** Given instruction **
Will you output all of the data below exactly, omitting the images?

[Data excerpts]
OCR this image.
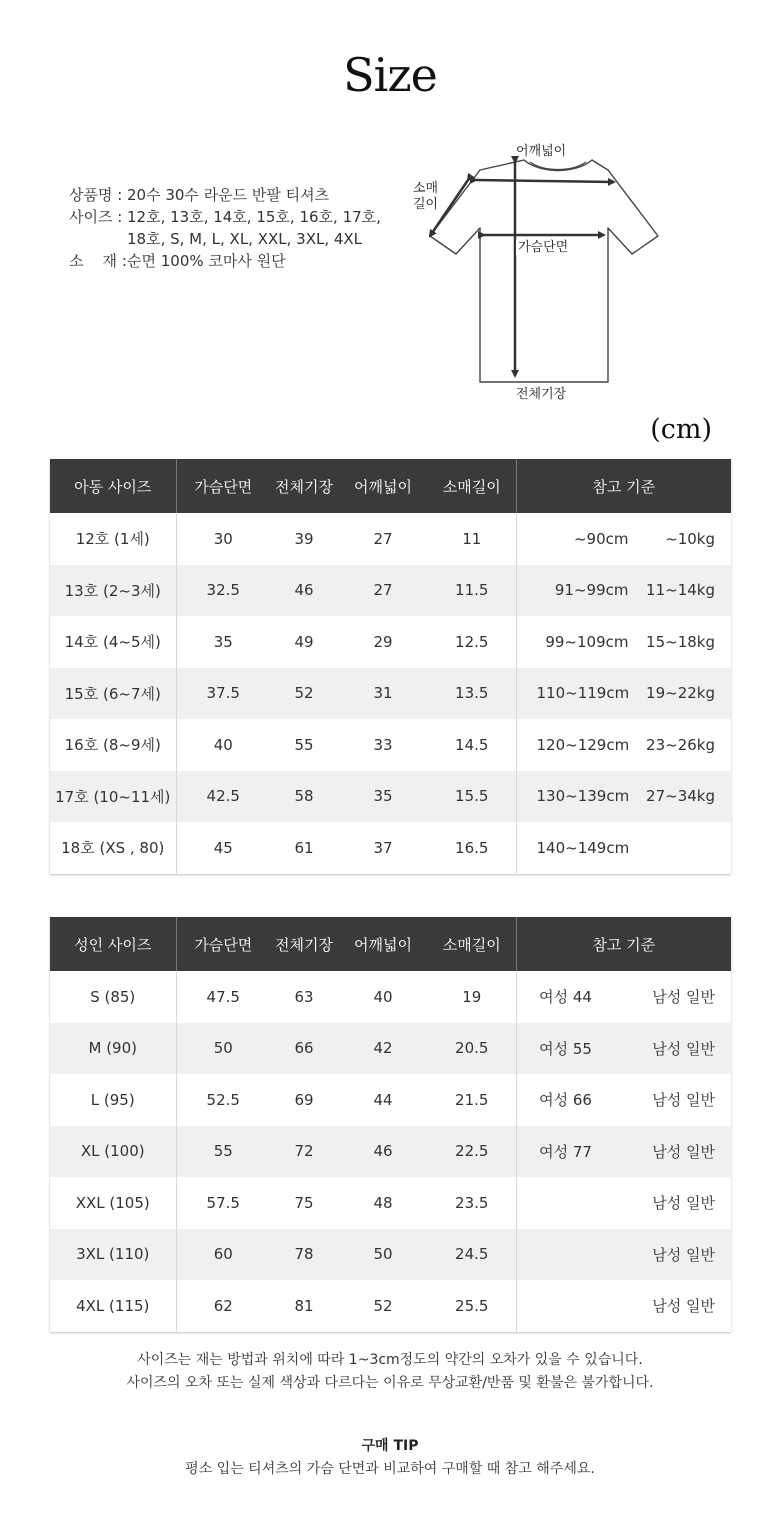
Size
상품명 : 20수 30수 라운드 반팔 티셔츠
사이즈 : 12호, 13호, 14호, 15호, 16호, 17호,
18호, S, M, L, XL, XXL, 3XL, 4XL
소    재 : 순면 100% 코마사 원단
어깨넓이
소매
길이
가슴단면
전체기장
(cm)
아동 사이즈	가슴단면	전체기장	어깨넓이	소매길이	참고 기준
12호 (1세)	30	39	27	11	~90cm ~10kg

13호 (2~3세)	32.5	46	27	11.5	91~99cm 11~14kg

14호 (4~5세)	35	49	29	12.5	99~109cm 15~18kg

15호 (6~7세)	37.5	52	31	13.5	110~119cm 19~22kg

16호 (8~9세)	40	55	33	14.5	120~129cm 23~26kg

17호 (10~11세)	42.5	58	35	15.5	130~139cm 27~34kg

18호 (XS , 80)	45	61	37	16.5	140~149cm
성인 사이즈	가슴단면	전체기장	어깨넓이	소매길이	참고 기준
S (85)	47.5	63	40	19	여성 44 남성 일반

M (90)	50	66	42	20.5	여성 55 남성 일반

L (95)	52.5	69	44	21.5	여성 66 남성 일반

XL (100)	55	72	46	22.5	여성 77 남성 일반

XXL (105)	57.5	75	48	23.5	남성 일반

3XL (110)	60	78	50	24.5	남성 일반

4XL (115)	62	81	52	25.5	남성 일반
사이즈는 재는 방법과 위치에 따라 1~3cm정도의 약간의 오차가 있을 수 있습니다.
사이즈의 오차 또는 실제 색상과 다르다는 이유로 무상교환/반품 및 환불은 불가합니다.
구매 TIP
평소 입는 티셔츠의 가슴 단면과 비교하여 구매할 때 참고 해주세요.
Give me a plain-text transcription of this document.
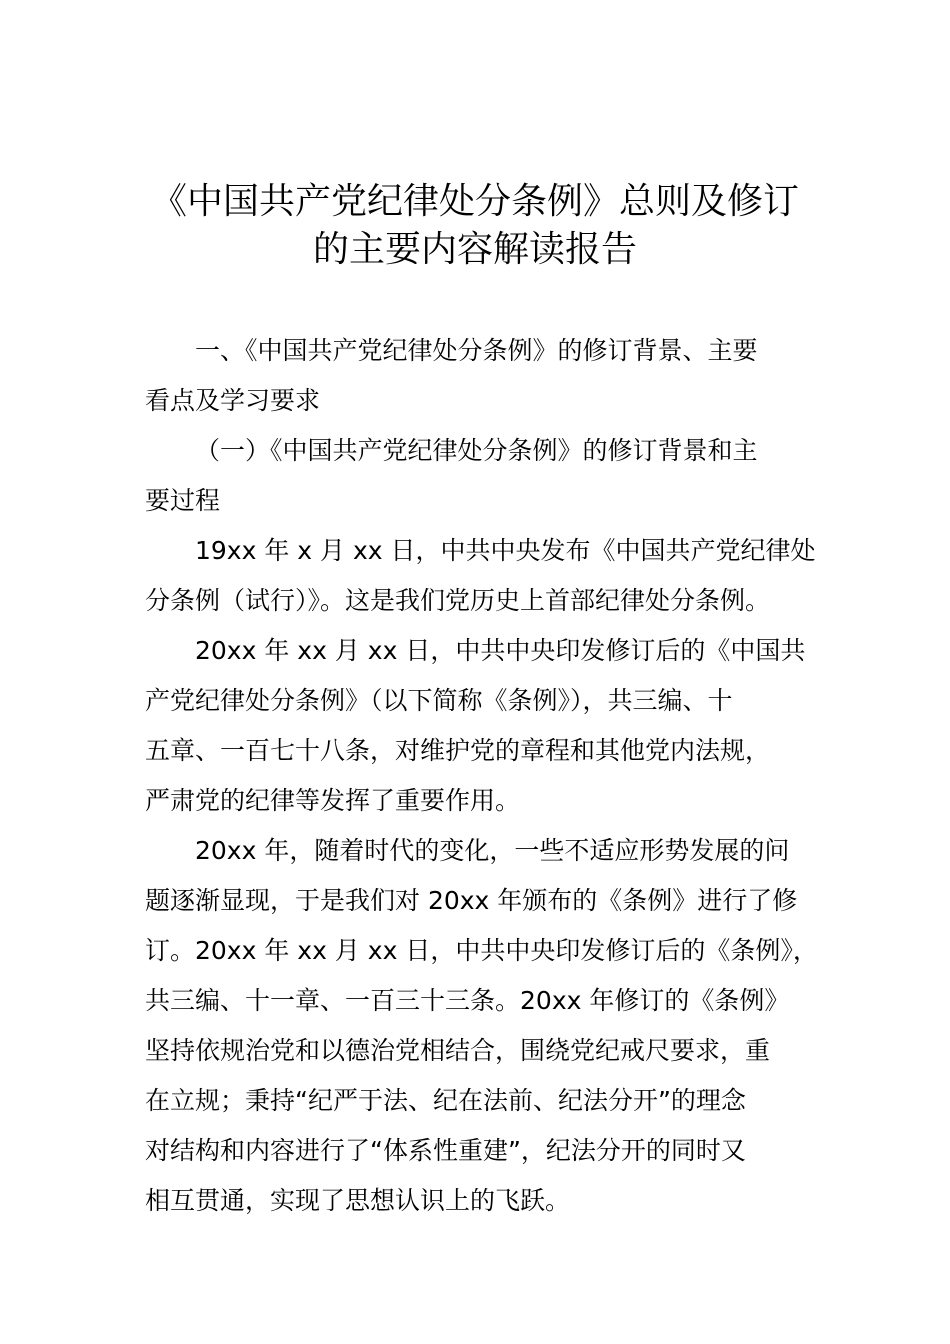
《中国共产党纪律处分条例》总则及修订
的主要内容解读报告
一、《中国共产党纪律处分条例》的修订背景、主要
看点及学习要求
（一）《中国共产党纪律处分条例》的修订背景和主
要过程
19xx 年 x 月 xx 日，中共中央发布《中国共产党纪律处
分条例（试行）》。这是我们党历史上首部纪律处分条例。
20xx 年 xx 月 xx 日，中共中央印发修订后的《中国共
产党纪律处分条例》（以下简称《条例》），共三编、十
五章、一百七十八条，对维护党的章程和其他党内法规，
严肃党的纪律等发挥了重要作用。
20xx 年，随着时代的变化，一些不适应形势发展的问
题逐渐显现，于是我们对 20xx 年颁布的《条例》进行了修
订。20xx 年 xx 月 xx 日，中共中央印发修订后的《条例》，
共三编、十一章、一百三十三条。20xx 年修订的《条例》
坚持依规治党和以德治党相结合，围绕党纪戒尺要求，重
在立规；秉持“纪严于法、纪在法前、纪法分开”的理念
对结构和内容进行了“体系性重建”，纪法分开的同时又
相互贯通，实现了思想认识上的飞跃。
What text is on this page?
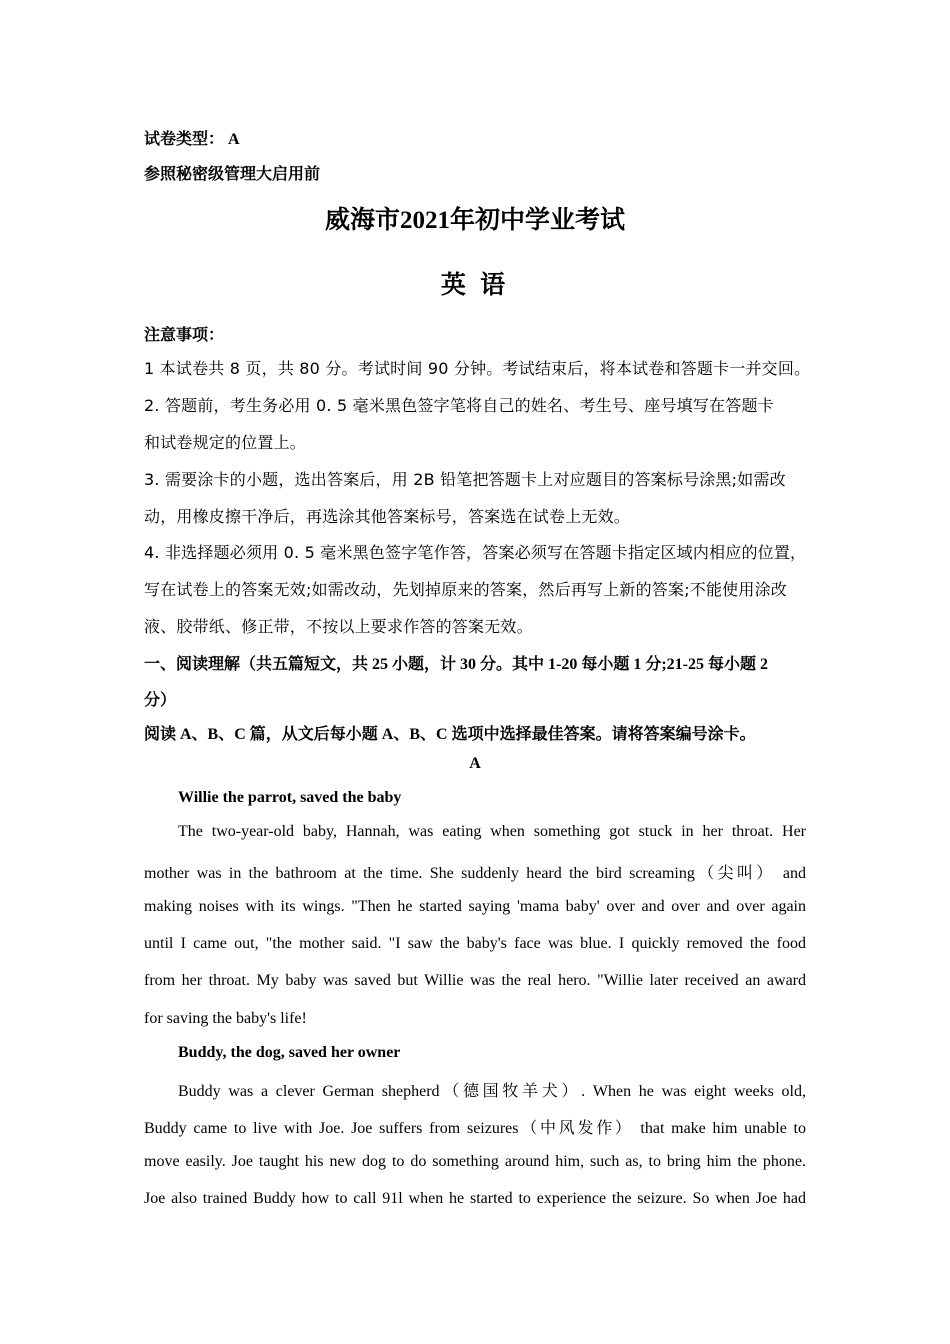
试卷类型： A
参照秘密级管理大启用前
威海市2021年初中学业考试
英 语
注意事项：
1 本试卷共 8 页，共 80 分。考试时间 90 分钟。考试结束后，将本试卷和答题卡一并交回。
2. 答题前，考生务必用 0. 5 毫米黑色签字笔将自己的姓名、考生号、座号填写在答题卡
和试卷规定的位置上。
3. 需要涂卡的小题，选出答案后，用 2B 铅笔把答题卡上对应题目的答案标号涂黑;如需改
动，用橡皮擦干净后，再选涂其他答案标号，答案选在试卷上无效。
4. 非选择题必须用 0. 5 毫米黑色签字笔作答，答案必须写在答题卡指定区域内相应的位置，
写在试卷上的答案无效;如需改动，先划掉原来的答案，然后再写上新的答案;不能使用涂改
液、胶带纸、修正带，不按以上要求作答的答案无效。
一、阅读理解（共五篇短文，共 25 小题，计 30 分。其中 1-20 每小题 1 分;21-25 每小题 2
分）
阅读 A、B、C 篇，从文后每小题 A、B、C 选项中选择最佳答案。请将答案编号涂卡。
A
Willie the parrot, saved the baby
The two-year-old baby, Hannah, was eating when something got stuck in her throat. Her
mother was in the bathroom at the time. She suddenly heard the bird screaming（尖叫） and
making noises with its wings. "Then he started saying 'mama baby' over and over and over again
until I came out, "the mother said. "I saw the baby's face was blue. I quickly removed the food
from her throat. My baby was saved but Willie was the real hero. "Willie later received an award
for saving the baby's life!
Buddy, the dog, saved her owner
Buddy was a clever German shepherd（德国牧羊犬）. When he was eight weeks old,
Buddy came to live with Joe. Joe suffers from seizures（中风发作） that make him unable to
move easily. Joe taught his new dog to do something around him, such as, to bring him the phone.
Joe also trained Buddy how to call 91l when he started to experience the seizure. So when Joe had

** Exercise result **
OCR this image.
Size
상품명 : 20수 30수 라운드 반팔 티셔츠
사이즈 : 12호, 13호, 14호, 15호, 16호, 17호,
18호, S, M, L, XL, XXL, 3XL, 4XL
소    재 : 순면 100% 코마사 원단
어깨넓이
소매
길이
가슴단면
전체기장
(cm)
아동 사이즈	가슴단면	전체기장	어깨넓이	소매길이	참고 기준
12호 (1세)	30	39	27	11	~90cm ~10kg

13호 (2~3세)	32.5	46	27	11.5	91~99cm 11~14kg

14호 (4~5세)	35	49	29	12.5	99~109cm 15~18kg

15호 (6~7세)	37.5	52	31	13.5	110~119cm 19~22kg

16호 (8~9세)	40	55	33	14.5	120~129cm 23~26kg

17호 (10~11세)	42.5	58	35	15.5	130~139cm 27~34kg

18호 (XS , 80)	45	61	37	16.5	140~149cm
성인 사이즈	가슴단면	전체기장	어깨넓이	소매길이	참고 기준
S (85)	47.5	63	40	19	여성 44 남성 일반

M (90)	50	66	42	20.5	여성 55 남성 일반

L (95)	52.5	69	44	21.5	여성 66 남성 일반

XL (100)	55	72	46	22.5	여성 77 남성 일반

XXL (105)	57.5	75	48	23.5	남성 일반

3XL (110)	60	78	50	24.5	남성 일반

4XL (115)	62	81	52	25.5	남성 일반
사이즈는 재는 방법과 위치에 따라 1~3cm정도의 약간의 오차가 있을 수 있습니다.
사이즈의 오차 또는 실제 색상과 다르다는 이유로 무상교환/반품 및 환불은 불가합니다.
구매 TIP
평소 입는 티셔츠의 가슴 단면과 비교하여 구매할 때 참고 해주세요.
Give me a plain-text transcription of this document.
《中国共产党纪律处分条例》总则及修订
的主要内容解读报告
一、《中国共产党纪律处分条例》的修订背景、主要
看点及学习要求
（一）《中国共产党纪律处分条例》的修订背景和主
要过程
19xx 年 x 月 xx 日，中共中央发布《中国共产党纪律处
分条例（试行）》。这是我们党历史上首部纪律处分条例。
20xx 年 xx 月 xx 日，中共中央印发修订后的《中国共
产党纪律处分条例》（以下简称《条例》），共三编、十
五章、一百七十八条，对维护党的章程和其他党内法规，
严肃党的纪律等发挥了重要作用。
20xx 年，随着时代的变化，一些不适应形势发展的问
题逐渐显现，于是我们对 20xx 年颁布的《条例》进行了修
订。20xx 年 xx 月 xx 日，中共中央印发修订后的《条例》，
共三编、十一章、一百三十三条。20xx 年修订的《条例》
坚持依规治党和以德治党相结合，围绕党纪戒尺要求，重
在立规；秉持“纪严于法、纪在法前、纪法分开”的理念
对结构和内容进行了“体系性重建”，纪法分开的同时又
相互贯通，实现了思想认识上的飞跃。
What text is on this page?
试卷类型： A
参照秘密级管理大启用前
威海市2021年初中学业考试
英 语
注意事项：
1 本试卷共 8 页，共 80 分。考试时间 90 分钟。考试结束后，将本试卷和答题卡一并交回。
2. 答题前，考生务必用 0. 5 毫米黑色签字笔将自己的姓名、考生号、座号填写在答题卡
和试卷规定的位置上。
3. 需要涂卡的小题，选出答案后，用 2B 铅笔把答题卡上对应题目的答案标号涂黑;如需改
动，用橡皮擦干净后，再选涂其他答案标号，答案选在试卷上无效。
4. 非选择题必须用 0. 5 毫米黑色签字笔作答，答案必须写在答题卡指定区域内相应的位置，
写在试卷上的答案无效;如需改动，先划掉原来的答案，然后再写上新的答案;不能使用涂改
液、胶带纸、修正带，不按以上要求作答的答案无效。
一、阅读理解（共五篇短文，共 25 小题，计 30 分。其中 1-20 每小题 1 分;21-25 每小题 2
分）
阅读 A、B、C 篇，从文后每小题 A、B、C 选项中选择最佳答案。请将答案编号涂卡。
A
Willie the parrot, saved the baby
The two-year-old baby, Hannah, was eating when something got stuck in her throat. Her
mother was in the bathroom at the time. She suddenly heard the bird screaming（尖叫） and
making noises with its wings. "Then he started saying 'mama baby' over and over and over again
until I came out, "the mother said. "I saw the baby's face was blue. I quickly removed the food
from her throat. My baby was saved but Willie was the real hero. "Willie later received an award
for saving the baby's life!
Buddy, the dog, saved her owner
Buddy was a clever German shepherd（德国牧羊犬）. When he was eight weeks old,
Buddy came to live with Joe. Joe suffers from seizures（中风发作） that make him unable to
move easily. Joe taught his new dog to do something around him, such as, to bring him the phone.
Joe also trained Buddy how to call 91l when he started to experience the seizure. So when Joe had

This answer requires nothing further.